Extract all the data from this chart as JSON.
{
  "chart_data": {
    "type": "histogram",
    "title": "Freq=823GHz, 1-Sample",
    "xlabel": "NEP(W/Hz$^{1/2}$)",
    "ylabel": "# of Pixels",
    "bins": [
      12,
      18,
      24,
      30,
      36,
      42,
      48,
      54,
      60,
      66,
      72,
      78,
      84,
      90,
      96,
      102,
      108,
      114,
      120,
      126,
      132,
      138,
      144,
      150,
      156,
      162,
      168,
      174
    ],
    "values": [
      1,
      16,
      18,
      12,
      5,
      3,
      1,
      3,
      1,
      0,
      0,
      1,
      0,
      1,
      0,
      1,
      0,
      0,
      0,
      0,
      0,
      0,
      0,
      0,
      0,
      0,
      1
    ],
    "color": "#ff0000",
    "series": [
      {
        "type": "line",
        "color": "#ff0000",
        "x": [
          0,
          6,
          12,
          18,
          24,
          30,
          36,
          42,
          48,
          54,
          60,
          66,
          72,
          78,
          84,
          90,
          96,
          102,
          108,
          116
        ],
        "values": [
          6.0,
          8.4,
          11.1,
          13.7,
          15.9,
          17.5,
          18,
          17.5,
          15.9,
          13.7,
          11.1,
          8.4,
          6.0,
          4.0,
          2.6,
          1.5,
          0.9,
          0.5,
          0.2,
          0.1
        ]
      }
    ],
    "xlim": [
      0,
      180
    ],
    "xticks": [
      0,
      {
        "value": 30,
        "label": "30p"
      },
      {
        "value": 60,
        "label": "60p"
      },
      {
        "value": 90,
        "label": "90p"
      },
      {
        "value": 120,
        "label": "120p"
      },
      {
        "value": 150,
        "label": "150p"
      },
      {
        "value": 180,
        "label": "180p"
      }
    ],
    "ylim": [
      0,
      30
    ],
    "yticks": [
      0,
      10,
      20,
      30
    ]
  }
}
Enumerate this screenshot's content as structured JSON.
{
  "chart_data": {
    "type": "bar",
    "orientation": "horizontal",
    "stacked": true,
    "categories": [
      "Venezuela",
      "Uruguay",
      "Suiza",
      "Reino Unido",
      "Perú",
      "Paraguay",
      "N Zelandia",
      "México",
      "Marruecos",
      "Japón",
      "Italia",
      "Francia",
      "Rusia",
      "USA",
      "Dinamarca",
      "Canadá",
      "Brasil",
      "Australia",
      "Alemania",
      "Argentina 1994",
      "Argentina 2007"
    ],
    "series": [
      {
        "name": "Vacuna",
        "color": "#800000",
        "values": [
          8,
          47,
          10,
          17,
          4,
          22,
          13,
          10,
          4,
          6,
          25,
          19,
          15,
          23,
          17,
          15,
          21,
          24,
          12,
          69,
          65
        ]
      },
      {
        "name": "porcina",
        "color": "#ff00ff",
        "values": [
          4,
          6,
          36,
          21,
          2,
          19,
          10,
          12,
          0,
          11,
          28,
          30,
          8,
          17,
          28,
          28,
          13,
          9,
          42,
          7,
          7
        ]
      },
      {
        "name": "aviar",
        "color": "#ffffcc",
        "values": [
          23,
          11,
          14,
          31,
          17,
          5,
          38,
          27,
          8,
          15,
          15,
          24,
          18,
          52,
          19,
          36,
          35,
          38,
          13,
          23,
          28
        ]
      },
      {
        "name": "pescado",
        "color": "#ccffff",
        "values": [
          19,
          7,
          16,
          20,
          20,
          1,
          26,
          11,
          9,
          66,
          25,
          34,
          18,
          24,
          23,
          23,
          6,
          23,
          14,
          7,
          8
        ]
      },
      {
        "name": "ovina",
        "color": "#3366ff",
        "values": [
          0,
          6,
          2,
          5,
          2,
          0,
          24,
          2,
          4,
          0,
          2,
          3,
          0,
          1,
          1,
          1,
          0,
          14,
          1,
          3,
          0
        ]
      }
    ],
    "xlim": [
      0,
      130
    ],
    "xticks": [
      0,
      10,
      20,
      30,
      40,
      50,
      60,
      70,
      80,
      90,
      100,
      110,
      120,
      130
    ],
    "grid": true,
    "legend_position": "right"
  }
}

▶ _BRIEF_: The word "this" appears in how many lines of the records? Give the number only.

▶ _ANSWER FOR THE TASK_: 2